**Extracts from a graphics dataset**.

+++

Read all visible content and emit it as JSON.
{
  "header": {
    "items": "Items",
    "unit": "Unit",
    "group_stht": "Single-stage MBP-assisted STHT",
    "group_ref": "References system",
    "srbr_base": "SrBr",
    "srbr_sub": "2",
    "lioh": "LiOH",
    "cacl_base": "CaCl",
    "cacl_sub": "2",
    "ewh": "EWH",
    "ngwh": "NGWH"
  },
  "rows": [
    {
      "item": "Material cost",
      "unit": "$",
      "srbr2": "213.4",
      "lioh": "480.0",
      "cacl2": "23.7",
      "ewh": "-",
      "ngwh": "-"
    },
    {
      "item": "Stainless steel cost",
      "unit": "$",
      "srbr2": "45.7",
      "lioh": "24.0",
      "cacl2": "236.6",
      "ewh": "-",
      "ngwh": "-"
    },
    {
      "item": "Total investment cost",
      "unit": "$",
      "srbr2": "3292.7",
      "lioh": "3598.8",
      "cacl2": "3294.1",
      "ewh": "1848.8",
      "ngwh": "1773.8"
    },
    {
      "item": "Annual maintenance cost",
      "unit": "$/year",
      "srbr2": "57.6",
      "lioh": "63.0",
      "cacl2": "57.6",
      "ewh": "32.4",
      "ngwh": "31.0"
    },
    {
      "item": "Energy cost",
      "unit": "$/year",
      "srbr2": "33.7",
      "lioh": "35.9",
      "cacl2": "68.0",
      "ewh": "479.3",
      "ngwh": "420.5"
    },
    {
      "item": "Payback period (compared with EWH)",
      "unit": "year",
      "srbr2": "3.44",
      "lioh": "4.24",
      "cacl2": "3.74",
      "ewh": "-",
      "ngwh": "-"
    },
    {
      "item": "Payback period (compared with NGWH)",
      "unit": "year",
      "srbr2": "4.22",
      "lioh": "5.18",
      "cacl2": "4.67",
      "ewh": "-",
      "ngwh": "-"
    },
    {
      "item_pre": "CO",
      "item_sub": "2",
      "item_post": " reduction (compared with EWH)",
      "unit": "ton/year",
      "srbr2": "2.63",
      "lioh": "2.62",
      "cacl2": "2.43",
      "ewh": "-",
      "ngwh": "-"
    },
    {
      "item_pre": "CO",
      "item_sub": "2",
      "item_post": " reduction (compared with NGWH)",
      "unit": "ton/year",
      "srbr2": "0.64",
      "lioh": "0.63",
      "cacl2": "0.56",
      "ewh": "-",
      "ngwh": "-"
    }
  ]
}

+++

**What the task asks**.
Filter the records above for "period" and copy every matching line.

**Final answer**.
      "item": "Payback period (compared with EWH)",
      "item": "Payback period (compared with NGWH)",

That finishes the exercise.